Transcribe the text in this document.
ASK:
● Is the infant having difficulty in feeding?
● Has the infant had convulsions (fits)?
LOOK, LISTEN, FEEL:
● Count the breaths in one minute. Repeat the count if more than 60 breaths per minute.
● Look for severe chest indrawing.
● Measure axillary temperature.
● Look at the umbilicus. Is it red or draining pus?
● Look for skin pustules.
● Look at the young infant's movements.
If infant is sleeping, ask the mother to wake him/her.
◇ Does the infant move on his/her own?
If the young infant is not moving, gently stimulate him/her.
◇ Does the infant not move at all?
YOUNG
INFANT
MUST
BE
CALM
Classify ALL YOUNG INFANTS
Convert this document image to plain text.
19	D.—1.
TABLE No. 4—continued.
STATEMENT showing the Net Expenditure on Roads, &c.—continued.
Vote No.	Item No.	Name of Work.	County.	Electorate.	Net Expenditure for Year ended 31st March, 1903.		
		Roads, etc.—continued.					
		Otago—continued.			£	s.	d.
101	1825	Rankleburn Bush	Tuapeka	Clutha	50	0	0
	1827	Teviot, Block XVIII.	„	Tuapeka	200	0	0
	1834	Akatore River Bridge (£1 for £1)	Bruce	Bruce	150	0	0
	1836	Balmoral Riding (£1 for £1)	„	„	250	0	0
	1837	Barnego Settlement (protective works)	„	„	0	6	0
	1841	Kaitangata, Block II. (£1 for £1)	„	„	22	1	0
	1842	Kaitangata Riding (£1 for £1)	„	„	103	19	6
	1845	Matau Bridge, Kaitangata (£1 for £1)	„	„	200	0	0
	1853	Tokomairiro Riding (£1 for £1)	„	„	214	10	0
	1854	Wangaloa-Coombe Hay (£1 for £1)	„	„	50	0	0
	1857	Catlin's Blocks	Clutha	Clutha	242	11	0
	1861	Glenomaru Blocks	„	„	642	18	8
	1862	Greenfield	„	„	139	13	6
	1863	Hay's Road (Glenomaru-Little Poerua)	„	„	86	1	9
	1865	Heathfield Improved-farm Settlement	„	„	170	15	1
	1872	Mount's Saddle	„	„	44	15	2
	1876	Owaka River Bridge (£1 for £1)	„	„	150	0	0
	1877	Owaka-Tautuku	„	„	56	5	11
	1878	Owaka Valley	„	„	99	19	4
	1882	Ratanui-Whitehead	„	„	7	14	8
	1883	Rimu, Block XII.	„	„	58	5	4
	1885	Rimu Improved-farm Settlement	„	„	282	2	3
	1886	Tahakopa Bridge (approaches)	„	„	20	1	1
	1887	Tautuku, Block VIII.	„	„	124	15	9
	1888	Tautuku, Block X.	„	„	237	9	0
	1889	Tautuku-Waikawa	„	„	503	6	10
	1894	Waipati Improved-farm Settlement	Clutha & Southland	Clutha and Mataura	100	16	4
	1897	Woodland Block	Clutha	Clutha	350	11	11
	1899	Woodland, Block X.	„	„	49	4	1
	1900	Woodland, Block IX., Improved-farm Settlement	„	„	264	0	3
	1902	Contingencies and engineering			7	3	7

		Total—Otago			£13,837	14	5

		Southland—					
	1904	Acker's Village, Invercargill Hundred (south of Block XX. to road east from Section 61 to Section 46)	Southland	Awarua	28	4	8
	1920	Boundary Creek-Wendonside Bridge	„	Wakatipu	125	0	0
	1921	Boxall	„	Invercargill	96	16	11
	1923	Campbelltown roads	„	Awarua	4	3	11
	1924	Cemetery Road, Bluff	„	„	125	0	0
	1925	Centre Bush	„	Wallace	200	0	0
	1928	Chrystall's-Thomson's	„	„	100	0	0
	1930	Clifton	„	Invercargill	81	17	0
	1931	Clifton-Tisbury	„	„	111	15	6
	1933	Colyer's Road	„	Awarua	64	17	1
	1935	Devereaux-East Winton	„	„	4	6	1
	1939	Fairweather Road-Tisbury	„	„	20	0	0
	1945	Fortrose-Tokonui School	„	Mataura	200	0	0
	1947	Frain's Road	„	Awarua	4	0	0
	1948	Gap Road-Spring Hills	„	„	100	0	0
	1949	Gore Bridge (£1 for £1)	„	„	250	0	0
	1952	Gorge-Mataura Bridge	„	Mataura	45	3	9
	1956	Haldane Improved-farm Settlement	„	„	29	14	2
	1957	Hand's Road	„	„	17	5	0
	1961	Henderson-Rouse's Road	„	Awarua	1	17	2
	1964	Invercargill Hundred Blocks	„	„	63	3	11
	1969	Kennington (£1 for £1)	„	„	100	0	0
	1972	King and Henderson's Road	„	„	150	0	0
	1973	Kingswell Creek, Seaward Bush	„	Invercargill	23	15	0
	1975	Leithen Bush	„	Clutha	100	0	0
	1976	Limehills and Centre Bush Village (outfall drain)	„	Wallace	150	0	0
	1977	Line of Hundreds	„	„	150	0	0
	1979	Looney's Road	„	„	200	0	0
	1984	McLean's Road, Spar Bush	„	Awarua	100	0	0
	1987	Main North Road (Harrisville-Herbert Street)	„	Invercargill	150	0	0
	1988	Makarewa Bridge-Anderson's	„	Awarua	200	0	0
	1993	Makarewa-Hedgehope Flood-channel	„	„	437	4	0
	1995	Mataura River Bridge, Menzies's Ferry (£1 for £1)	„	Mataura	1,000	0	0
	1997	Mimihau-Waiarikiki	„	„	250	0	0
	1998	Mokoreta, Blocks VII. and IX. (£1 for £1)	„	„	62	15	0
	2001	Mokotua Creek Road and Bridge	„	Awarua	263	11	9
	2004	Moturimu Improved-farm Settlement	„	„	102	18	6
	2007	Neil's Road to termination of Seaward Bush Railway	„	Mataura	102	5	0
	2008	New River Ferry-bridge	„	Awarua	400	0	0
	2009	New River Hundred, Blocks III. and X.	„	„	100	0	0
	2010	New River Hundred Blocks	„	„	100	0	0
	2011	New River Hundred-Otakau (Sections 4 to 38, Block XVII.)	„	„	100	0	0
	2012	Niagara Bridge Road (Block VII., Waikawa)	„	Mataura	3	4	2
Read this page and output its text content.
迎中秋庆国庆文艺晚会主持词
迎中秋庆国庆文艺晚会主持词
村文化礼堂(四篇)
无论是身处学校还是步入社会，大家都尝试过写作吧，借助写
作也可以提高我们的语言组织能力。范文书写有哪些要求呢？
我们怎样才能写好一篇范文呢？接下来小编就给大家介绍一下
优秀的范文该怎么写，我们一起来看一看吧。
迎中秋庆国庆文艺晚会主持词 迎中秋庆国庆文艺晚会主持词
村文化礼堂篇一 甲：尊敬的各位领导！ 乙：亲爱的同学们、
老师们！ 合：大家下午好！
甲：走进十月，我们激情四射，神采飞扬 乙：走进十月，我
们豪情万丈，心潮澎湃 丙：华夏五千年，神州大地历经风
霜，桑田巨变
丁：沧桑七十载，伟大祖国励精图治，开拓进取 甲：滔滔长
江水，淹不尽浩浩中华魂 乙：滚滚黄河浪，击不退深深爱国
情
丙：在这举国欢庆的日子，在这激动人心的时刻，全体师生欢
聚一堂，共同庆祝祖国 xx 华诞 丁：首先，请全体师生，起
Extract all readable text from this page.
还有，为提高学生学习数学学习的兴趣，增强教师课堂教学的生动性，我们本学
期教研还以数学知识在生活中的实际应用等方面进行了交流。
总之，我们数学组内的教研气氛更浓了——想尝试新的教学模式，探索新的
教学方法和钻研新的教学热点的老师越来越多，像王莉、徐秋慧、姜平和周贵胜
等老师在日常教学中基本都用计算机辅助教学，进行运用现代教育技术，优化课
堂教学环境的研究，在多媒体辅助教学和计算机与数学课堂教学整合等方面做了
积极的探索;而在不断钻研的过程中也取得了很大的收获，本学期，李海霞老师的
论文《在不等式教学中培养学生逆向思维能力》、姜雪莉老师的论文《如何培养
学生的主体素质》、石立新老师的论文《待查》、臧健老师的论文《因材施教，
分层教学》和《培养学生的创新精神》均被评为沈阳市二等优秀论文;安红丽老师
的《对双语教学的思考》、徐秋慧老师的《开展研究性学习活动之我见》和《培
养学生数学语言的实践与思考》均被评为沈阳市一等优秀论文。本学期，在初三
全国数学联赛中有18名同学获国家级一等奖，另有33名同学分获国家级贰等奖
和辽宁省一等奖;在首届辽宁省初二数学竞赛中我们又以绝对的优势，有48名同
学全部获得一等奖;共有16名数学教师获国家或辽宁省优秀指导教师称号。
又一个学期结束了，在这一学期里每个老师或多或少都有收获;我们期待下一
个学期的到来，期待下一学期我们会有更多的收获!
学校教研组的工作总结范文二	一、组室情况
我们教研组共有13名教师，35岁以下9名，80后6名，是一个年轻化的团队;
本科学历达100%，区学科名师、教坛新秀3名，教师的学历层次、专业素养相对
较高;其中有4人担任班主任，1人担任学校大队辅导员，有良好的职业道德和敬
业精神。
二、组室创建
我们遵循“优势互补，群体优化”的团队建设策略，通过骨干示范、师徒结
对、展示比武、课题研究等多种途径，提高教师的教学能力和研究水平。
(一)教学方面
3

—————

Each line in the listing above that contains "Clutha" should be copied.

*ANSWER TO THIS PROBLEM*:
101	1825	Rankleburn Bush	Tuapeka	Clutha	50	0	0
	1857	Catlin's Blocks	Clutha	Clutha	242	11	0
	1894	Waipati Improved-farm Settlement	Clutha & Southland	Clutha and Mataura	100	16	4
	1897	Woodland Block	Clutha	Clutha	350	11	11
	1975	Leithen Bush	„	Clutha	100	0	0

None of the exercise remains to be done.